Written exercise: Identify the lines containing the word "ylabel". Copy each one.

------------------------------

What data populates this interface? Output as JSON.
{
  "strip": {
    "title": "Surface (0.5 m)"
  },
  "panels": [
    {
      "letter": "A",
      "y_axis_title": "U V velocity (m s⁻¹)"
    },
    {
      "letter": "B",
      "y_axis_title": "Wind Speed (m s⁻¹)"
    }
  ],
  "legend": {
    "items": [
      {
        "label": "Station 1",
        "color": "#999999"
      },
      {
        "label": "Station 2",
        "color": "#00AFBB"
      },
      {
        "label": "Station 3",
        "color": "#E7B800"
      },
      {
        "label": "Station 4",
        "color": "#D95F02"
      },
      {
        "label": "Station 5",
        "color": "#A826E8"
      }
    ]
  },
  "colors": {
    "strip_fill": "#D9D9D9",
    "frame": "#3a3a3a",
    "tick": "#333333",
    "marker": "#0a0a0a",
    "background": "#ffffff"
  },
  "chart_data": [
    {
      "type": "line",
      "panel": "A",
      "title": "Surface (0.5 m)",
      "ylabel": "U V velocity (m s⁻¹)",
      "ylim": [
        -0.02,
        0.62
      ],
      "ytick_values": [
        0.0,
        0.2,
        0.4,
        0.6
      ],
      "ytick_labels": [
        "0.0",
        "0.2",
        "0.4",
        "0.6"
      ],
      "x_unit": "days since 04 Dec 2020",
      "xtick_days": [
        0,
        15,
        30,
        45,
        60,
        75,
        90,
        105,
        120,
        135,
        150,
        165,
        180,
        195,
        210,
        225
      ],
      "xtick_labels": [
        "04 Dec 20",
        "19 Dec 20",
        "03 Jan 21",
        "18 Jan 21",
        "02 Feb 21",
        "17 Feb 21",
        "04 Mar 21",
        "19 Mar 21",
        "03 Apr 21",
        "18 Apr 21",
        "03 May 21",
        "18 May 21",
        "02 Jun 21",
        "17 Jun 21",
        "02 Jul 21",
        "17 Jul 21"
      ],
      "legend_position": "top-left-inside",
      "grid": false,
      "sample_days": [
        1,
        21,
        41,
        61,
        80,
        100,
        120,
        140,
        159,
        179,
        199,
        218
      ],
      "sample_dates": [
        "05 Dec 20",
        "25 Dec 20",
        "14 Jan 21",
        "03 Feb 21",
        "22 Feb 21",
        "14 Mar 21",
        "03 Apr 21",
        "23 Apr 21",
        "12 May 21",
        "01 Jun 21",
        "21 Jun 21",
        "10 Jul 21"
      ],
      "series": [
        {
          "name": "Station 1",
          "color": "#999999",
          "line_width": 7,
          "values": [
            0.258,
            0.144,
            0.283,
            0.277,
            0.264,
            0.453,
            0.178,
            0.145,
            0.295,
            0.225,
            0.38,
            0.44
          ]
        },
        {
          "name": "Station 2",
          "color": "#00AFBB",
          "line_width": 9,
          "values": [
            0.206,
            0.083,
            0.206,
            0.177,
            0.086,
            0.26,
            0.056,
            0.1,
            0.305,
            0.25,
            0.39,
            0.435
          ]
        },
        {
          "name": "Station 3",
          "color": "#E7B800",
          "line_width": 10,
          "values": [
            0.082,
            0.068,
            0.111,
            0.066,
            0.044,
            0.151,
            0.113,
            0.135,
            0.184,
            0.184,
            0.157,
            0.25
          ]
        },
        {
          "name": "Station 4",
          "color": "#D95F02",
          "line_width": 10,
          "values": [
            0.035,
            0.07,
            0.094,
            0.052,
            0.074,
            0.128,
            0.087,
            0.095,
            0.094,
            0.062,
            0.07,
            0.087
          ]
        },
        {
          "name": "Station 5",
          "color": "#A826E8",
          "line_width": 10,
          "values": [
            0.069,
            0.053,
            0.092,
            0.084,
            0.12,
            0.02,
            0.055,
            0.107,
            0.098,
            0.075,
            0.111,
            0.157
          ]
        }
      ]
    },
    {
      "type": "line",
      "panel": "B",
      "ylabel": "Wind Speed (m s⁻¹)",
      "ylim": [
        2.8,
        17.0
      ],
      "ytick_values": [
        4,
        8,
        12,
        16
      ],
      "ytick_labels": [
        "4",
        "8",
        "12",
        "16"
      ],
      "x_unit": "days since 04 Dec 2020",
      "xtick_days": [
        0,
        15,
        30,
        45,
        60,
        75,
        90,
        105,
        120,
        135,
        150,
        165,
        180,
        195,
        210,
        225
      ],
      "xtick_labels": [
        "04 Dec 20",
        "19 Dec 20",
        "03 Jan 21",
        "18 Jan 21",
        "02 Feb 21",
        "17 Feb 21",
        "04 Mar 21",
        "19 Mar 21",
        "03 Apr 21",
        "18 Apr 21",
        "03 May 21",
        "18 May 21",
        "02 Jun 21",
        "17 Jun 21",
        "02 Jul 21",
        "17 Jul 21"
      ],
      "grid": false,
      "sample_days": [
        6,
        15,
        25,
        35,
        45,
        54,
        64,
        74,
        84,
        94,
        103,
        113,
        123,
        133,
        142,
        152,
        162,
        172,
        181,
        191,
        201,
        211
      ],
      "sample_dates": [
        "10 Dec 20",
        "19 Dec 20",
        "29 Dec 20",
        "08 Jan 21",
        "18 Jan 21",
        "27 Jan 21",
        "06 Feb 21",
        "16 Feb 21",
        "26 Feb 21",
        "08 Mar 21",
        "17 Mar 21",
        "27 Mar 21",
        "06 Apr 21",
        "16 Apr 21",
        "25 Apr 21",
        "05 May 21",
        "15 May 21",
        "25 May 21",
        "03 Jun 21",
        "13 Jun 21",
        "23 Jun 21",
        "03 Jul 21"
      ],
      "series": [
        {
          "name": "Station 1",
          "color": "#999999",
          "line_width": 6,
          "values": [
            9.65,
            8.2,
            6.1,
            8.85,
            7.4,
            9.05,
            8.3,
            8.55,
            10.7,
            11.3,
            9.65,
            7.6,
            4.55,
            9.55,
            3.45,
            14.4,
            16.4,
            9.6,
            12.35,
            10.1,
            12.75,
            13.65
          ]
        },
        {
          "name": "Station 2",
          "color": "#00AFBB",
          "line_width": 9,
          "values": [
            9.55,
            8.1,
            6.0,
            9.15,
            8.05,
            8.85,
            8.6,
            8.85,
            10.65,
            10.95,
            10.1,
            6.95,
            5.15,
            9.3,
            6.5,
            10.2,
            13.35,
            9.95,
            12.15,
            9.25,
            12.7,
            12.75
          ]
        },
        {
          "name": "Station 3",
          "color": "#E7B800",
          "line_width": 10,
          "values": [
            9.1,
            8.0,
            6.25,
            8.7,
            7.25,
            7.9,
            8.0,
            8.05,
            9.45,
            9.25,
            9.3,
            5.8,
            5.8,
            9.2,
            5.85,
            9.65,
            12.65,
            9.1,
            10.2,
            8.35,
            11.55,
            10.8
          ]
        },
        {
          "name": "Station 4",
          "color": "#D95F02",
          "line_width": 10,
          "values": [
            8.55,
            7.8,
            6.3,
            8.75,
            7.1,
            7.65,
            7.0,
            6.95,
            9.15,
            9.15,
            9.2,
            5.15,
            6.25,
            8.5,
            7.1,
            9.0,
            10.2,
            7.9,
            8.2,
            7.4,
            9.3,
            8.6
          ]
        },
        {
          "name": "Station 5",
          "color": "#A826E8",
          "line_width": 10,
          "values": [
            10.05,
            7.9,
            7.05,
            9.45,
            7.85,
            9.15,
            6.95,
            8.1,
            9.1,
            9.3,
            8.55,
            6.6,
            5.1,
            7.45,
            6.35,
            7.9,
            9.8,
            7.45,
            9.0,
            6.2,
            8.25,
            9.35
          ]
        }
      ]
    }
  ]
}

------------------------------

Exercise result:
      "ylabel": "U V velocity (m s⁻¹)",
      "ylabel": "Wind Speed (m s⁻¹)",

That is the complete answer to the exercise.